◆ Your task: Every line below should be repeated exactly.

:: Task material

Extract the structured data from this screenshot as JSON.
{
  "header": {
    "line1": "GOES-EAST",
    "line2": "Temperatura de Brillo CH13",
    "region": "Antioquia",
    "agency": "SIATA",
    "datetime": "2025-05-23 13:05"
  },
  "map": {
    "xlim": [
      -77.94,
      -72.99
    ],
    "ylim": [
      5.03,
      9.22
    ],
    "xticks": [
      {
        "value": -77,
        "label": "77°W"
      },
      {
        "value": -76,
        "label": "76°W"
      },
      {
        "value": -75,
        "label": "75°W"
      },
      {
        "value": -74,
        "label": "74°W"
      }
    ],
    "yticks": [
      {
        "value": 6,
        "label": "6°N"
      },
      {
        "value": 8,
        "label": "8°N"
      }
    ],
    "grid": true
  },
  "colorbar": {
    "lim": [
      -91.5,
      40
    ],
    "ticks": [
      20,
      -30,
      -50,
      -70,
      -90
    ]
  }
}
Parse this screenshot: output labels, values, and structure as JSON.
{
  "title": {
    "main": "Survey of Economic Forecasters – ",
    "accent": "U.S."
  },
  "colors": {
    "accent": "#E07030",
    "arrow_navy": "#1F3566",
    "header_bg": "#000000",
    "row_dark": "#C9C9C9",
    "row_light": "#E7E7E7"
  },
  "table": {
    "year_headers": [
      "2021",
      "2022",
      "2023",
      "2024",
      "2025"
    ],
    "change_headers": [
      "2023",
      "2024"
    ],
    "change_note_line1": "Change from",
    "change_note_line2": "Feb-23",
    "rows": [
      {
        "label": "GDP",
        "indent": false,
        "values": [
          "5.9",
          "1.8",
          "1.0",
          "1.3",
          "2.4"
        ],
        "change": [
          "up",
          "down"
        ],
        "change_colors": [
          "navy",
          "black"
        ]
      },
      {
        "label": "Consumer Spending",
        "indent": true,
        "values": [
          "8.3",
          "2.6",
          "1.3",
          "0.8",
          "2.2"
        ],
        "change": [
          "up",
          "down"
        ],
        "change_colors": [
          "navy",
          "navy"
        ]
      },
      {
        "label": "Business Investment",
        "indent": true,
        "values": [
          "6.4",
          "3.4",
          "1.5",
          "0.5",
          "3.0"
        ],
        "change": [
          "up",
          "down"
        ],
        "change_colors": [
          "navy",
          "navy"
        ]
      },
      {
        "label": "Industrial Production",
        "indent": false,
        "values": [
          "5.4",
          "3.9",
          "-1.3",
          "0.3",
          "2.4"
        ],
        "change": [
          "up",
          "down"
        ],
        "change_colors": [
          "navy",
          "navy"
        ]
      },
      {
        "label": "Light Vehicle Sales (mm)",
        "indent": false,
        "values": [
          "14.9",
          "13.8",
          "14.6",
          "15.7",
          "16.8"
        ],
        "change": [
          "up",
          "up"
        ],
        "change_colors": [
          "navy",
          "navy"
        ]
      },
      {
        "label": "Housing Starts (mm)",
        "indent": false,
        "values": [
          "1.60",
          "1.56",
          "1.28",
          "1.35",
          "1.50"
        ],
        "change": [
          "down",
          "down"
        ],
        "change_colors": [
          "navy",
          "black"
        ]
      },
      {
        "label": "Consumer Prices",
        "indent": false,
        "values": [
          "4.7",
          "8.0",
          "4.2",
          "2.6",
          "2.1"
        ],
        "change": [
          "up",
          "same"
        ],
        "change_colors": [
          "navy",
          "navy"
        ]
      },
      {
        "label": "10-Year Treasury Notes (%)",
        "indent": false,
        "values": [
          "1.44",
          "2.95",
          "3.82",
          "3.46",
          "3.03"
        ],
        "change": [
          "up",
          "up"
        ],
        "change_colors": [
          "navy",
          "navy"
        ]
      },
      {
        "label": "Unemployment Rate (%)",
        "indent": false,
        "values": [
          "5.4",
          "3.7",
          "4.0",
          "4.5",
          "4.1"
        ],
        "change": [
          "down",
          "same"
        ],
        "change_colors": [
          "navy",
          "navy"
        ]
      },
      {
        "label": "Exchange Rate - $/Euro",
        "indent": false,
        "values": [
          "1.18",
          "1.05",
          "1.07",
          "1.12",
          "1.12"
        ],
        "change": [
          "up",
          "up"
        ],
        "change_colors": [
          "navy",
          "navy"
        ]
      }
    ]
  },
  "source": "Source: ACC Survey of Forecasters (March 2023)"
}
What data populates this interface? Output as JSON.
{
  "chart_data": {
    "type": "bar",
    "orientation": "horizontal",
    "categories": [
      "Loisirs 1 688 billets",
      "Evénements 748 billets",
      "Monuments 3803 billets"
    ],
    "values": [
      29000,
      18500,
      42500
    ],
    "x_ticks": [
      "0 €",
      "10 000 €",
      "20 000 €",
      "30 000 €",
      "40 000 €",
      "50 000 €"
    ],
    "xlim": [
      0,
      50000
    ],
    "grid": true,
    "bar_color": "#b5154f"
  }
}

::::

◆ Result below:
Extract the structured data from this screenshot as JSON.
{
  "header": {
    "line1": "GOES-EAST",
    "line2": "Temperatura de Brillo CH13",
    "region": "Antioquia",
    "agency": "SIATA",
    "datetime": "2025-05-23 13:05"
  },
  "map": {
    "xlim": [
      -77.94,
      -72.99
    ],
    "ylim": [
      5.03,
      9.22
    ],
    "xticks": [
      {
        "value": -77,
        "label": "77°W"
      },
      {
        "value": -76,
        "label": "76°W"
      },
      {
        "value": -75,
        "label": "75°W"
      },
      {
        "value": -74,
        "label": "74°W"
      }
    ],
    "yticks": [
      {
        "value": 6,
        "label": "6°N"
      },
      {
        "value": 8,
        "label": "8°N"
      }
    ],
    "grid": true
  },
  "colorbar": {
    "lim": [
      -91.5,
      40
    ],
    "ticks": [
      20,
      -30,
      -50,
      -70,
      -90
    ]
  }
}
Parse this screenshot: output labels, values, and structure as JSON.
{
  "title": {
    "main": "Survey of Economic Forecasters – ",
    "accent": "U.S."
  },
  "colors": {
    "accent": "#E07030",
    "arrow_navy": "#1F3566",
    "header_bg": "#000000",
    "row_dark": "#C9C9C9",
    "row_light": "#E7E7E7"
  },
  "table": {
    "year_headers": [
      "2021",
      "2022",
      "2023",
      "2024",
      "2025"
    ],
    "change_headers": [
      "2023",
      "2024"
    ],
    "change_note_line1": "Change from",
    "change_note_line2": "Feb-23",
    "rows": [
      {
        "label": "GDP",
        "indent": false,
        "values": [
          "5.9",
          "1.8",
          "1.0",
          "1.3",
          "2.4"
        ],
        "change": [
          "up",
          "down"
        ],
        "change_colors": [
          "navy",
          "black"
        ]
      },
      {
        "label": "Consumer Spending",
        "indent": true,
        "values": [
          "8.3",
          "2.6",
          "1.3",
          "0.8",
          "2.2"
        ],
        "change": [
          "up",
          "down"
        ],
        "change_colors": [
          "navy",
          "navy"
        ]
      },
      {
        "label": "Business Investment",
        "indent": true,
        "values": [
          "6.4",
          "3.4",
          "1.5",
          "0.5",
          "3.0"
        ],
        "change": [
          "up",
          "down"
        ],
        "change_colors": [
          "navy",
          "navy"
        ]
      },
      {
        "label": "Industrial Production",
        "indent": false,
        "values": [
          "5.4",
          "3.9",
          "-1.3",
          "0.3",
          "2.4"
        ],
        "change": [
          "up",
          "down"
        ],
        "change_colors": [
          "navy",
          "navy"
        ]
      },
      {
        "label": "Light Vehicle Sales (mm)",
        "indent": false,
        "values": [
          "14.9",
          "13.8",
          "14.6",
          "15.7",
          "16.8"
        ],
        "change": [
          "up",
          "up"
        ],
        "change_colors": [
          "navy",
          "navy"
        ]
      },
      {
        "label": "Housing Starts (mm)",
        "indent": false,
        "values": [
          "1.60",
          "1.56",
          "1.28",
          "1.35",
          "1.50"
        ],
        "change": [
          "down",
          "down"
        ],
        "change_colors": [
          "navy",
          "black"
        ]
      },
      {
        "label": "Consumer Prices",
        "indent": false,
        "values": [
          "4.7",
          "8.0",
          "4.2",
          "2.6",
          "2.1"
        ],
        "change": [
          "up",
          "same"
        ],
        "change_colors": [
          "navy",
          "navy"
        ]
      },
      {
        "label": "10-Year Treasury Notes (%)",
        "indent": false,
        "values": [
          "1.44",
          "2.95",
          "3.82",
          "3.46",
          "3.03"
        ],
        "change": [
          "up",
          "up"
        ],
        "change_colors": [
          "navy",
          "navy"
        ]
      },
      {
        "label": "Unemployment Rate (%)",
        "indent": false,
        "values": [
          "5.4",
          "3.7",
          "4.0",
          "4.5",
          "4.1"
        ],
        "change": [
          "down",
          "same"
        ],
        "change_colors": [
          "navy",
          "navy"
        ]
      },
      {
        "label": "Exchange Rate - $/Euro",
        "indent": false,
        "values": [
          "1.18",
          "1.05",
          "1.07",
          "1.12",
          "1.12"
        ],
        "change": [
          "up",
          "up"
        ],
        "change_colors": [
          "navy",
          "navy"
        ]
      }
    ]
  },
  "source": "Source: ACC Survey of Forecasters (March 2023)"
}
What data populates this interface? Output as JSON.
{
  "chart_data": {
    "type": "bar",
    "orientation": "horizontal",
    "categories": [
      "Loisirs 1 688 billets",
      "Evénements 748 billets",
      "Monuments 3803 billets"
    ],
    "values": [
      29000,
      18500,
      42500
    ],
    "x_ticks": [
      "0 €",
      "10 000 €",
      "20 000 €",
      "30 000 €",
      "40 000 €",
      "50 000 €"
    ],
    "xlim": [
      0,
      50000
    ],
    "grid": true,
    "bar_color": "#b5154f"
  }
}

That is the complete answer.